----- Material for the task -----
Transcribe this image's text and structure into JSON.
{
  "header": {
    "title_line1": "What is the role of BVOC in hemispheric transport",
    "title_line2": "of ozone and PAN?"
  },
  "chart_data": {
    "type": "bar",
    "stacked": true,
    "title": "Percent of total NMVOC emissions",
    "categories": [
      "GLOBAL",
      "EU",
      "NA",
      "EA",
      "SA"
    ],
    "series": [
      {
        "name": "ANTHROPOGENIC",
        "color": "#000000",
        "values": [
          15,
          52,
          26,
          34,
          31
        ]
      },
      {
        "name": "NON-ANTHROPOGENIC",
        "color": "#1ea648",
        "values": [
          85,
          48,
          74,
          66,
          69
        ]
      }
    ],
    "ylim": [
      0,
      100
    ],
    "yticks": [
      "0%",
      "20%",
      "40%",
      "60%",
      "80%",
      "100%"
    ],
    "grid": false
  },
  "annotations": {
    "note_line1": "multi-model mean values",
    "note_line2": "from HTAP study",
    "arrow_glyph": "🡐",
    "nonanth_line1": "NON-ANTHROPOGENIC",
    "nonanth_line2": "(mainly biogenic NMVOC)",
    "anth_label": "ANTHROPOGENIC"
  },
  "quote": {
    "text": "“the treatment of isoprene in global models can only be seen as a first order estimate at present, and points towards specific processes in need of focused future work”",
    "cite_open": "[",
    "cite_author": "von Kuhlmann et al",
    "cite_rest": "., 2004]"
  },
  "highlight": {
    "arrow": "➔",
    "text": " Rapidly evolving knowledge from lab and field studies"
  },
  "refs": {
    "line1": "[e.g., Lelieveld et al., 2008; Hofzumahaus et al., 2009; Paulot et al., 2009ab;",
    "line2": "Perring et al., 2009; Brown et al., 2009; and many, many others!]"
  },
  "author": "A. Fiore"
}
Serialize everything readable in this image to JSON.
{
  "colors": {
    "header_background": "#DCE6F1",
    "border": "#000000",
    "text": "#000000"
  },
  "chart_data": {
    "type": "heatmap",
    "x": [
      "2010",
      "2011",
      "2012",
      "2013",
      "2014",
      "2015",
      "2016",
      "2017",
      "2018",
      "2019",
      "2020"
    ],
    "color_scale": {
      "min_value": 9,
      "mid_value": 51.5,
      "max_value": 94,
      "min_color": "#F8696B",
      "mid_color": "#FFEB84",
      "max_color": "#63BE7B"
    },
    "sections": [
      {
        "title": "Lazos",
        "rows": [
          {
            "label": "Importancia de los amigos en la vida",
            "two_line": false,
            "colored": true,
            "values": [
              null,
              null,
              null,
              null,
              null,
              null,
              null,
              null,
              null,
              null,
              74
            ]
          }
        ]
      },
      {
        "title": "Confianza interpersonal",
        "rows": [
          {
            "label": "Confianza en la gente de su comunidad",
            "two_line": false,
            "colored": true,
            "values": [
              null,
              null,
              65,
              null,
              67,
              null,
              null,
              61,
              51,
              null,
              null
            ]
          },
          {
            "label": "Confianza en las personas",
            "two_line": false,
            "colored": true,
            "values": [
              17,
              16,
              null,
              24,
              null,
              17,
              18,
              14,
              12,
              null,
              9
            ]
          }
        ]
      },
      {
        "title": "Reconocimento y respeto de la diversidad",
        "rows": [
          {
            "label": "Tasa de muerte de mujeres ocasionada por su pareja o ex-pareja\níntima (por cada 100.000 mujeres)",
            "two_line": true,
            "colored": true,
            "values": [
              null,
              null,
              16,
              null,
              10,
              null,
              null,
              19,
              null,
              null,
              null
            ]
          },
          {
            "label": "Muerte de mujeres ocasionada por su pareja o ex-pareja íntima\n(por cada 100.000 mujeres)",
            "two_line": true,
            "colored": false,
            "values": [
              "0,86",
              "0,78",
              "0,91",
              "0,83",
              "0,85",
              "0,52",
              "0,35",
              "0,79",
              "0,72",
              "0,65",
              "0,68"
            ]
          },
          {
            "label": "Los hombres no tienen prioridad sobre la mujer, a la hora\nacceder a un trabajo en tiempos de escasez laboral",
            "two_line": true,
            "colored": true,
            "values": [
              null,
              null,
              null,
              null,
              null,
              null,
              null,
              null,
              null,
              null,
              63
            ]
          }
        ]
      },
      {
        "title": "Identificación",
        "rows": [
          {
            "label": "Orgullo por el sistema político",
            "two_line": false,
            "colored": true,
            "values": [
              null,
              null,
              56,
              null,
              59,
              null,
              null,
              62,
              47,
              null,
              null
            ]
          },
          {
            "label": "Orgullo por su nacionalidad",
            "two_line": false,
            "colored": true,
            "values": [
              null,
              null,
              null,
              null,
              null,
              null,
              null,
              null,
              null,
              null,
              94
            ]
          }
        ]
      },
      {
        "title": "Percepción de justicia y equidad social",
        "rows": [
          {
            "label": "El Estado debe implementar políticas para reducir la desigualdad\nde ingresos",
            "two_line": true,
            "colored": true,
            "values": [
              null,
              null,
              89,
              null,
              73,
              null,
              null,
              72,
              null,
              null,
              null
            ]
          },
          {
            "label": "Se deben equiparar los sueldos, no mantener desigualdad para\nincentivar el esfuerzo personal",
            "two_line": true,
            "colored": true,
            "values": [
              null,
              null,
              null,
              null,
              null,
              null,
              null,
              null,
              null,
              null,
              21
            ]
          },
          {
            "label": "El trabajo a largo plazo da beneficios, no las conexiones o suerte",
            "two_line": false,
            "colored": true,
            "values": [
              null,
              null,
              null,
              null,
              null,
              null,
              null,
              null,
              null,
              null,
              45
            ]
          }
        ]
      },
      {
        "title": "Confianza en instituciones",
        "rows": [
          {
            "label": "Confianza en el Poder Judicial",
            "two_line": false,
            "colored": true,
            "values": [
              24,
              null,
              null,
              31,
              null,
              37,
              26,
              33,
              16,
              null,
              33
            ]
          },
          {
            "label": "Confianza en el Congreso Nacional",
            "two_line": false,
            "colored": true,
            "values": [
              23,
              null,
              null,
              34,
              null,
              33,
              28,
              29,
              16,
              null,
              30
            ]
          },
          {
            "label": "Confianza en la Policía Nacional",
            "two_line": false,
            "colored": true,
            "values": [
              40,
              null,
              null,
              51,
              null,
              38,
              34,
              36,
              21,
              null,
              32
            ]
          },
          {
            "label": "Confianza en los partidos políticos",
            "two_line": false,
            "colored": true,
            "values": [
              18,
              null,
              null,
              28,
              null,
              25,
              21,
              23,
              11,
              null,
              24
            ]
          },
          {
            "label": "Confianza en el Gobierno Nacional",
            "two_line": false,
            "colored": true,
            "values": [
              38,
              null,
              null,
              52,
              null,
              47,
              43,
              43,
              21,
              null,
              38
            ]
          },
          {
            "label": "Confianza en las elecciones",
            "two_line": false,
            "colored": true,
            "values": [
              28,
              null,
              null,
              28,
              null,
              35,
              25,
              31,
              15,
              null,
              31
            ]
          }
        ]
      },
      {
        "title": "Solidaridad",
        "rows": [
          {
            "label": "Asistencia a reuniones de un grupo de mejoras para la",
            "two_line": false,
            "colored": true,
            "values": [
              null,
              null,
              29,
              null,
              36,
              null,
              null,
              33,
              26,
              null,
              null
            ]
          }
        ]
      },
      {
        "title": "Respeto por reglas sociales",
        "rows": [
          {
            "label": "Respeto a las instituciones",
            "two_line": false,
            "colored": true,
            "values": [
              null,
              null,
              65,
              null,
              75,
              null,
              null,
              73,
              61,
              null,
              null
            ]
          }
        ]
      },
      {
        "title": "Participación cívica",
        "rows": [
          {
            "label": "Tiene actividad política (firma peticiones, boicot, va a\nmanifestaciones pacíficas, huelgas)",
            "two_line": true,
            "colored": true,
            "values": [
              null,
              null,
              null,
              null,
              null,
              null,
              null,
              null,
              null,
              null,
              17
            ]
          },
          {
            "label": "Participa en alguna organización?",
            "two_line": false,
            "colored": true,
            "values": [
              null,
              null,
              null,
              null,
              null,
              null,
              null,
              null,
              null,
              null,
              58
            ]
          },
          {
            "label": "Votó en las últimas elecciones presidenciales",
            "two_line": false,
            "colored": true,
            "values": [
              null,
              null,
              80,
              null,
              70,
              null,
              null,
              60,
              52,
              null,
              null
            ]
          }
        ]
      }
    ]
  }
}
-----
Review the material and copy each line in which the word "cada" appears.

Reply:
            "label": "Tasa de muerte de mujeres ocasionada por su pareja o ex-pareja\níntima (por cada 100.000 mujeres)",
            "label": "Muerte de mujeres ocasionada por su pareja o ex-pareja íntima\n(por cada 100.000 mujeres)",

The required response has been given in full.